● **Task directions**: Return, unchanged, every line from the one containing "exercise-item-17: 17. I’d" through the last line of the items below, both included.

[Element region listings]
▬▬▬▬▬▬▬▬▬▬

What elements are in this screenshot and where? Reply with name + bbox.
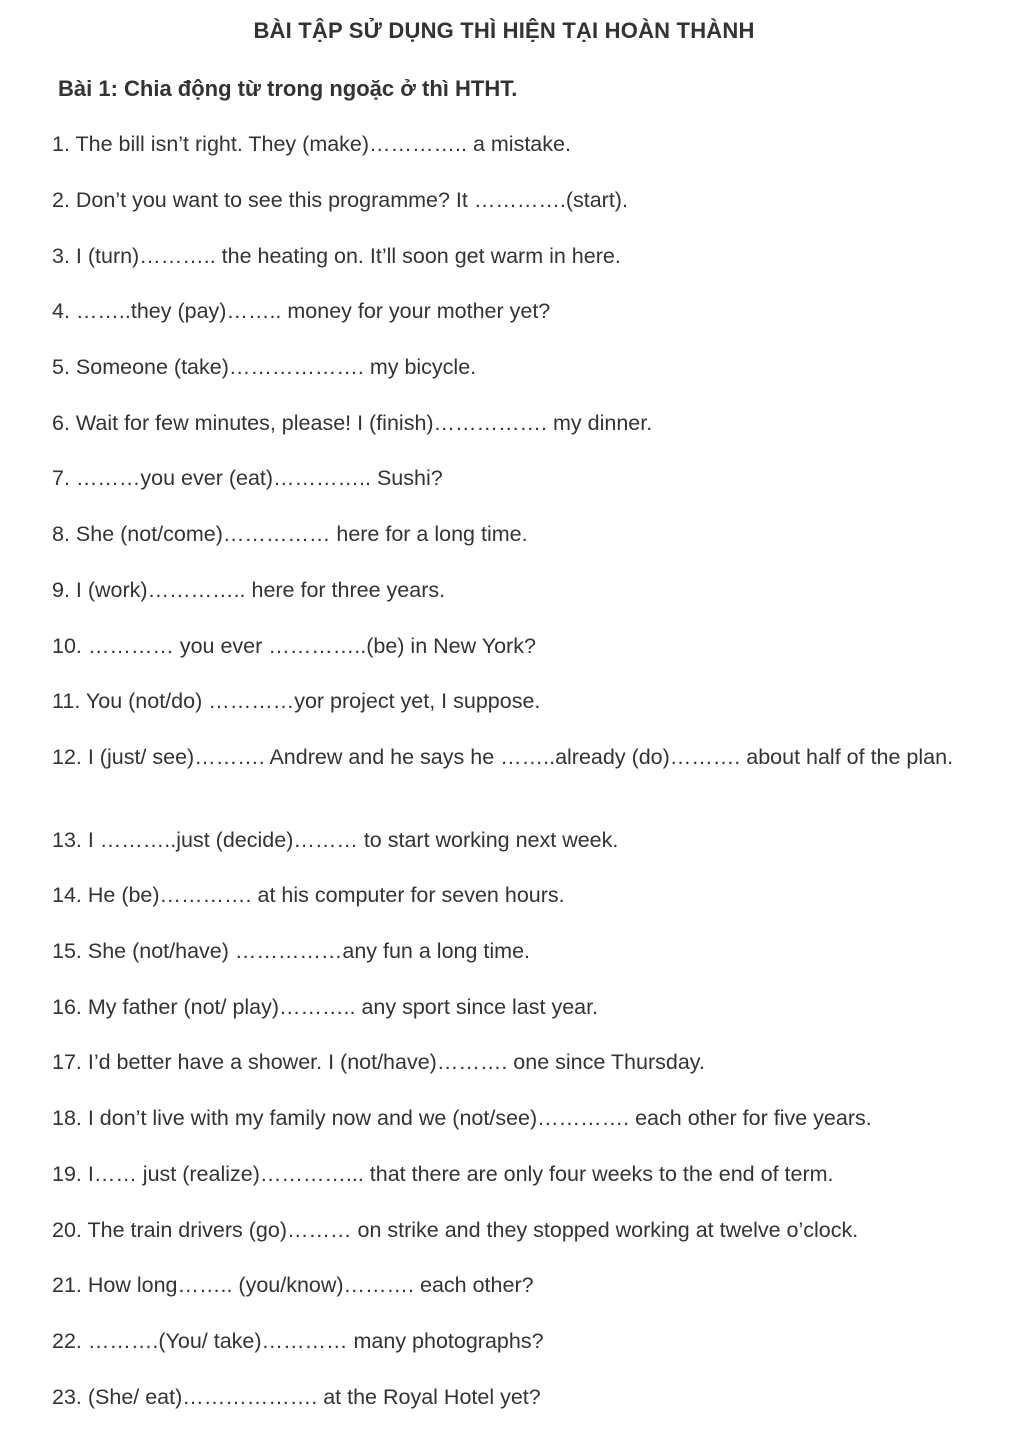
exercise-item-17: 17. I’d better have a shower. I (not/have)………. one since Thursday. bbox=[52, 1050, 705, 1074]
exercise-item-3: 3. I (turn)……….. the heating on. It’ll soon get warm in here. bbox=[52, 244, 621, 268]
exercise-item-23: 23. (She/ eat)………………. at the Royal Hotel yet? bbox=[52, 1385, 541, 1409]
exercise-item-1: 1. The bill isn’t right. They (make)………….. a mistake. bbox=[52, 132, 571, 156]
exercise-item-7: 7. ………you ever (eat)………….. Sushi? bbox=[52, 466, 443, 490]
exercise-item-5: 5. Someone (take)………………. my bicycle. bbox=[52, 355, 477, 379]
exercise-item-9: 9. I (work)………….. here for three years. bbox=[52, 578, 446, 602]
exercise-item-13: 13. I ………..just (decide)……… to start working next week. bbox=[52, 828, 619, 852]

▬▬▬▬▬▬▬▬▬▬

● **Exercise response**:
exercise-item-17: 17. I’d better have a shower. I (not/have)………. one since Thursday. bbox=[52, 1050, 705, 1074]
exercise-item-3: 3. I (turn)……….. the heating on. It’ll soon get warm in here. bbox=[52, 244, 621, 268]
exercise-item-23: 23. (She/ eat)………………. at the Royal Hotel yet? bbox=[52, 1385, 541, 1409]
exercise-item-1: 1. The bill isn’t right. They (make)………….. a mistake. bbox=[52, 132, 571, 156]
exercise-item-7: 7. ………you ever (eat)………….. Sushi? bbox=[52, 466, 443, 490]
exercise-item-5: 5. Someone (take)………………. my bicycle. bbox=[52, 355, 477, 379]
exercise-item-9: 9. I (work)………….. here for three years. bbox=[52, 578, 446, 602]
exercise-item-13: 13. I ………..just (decide)……… to start working next week. bbox=[52, 828, 619, 852]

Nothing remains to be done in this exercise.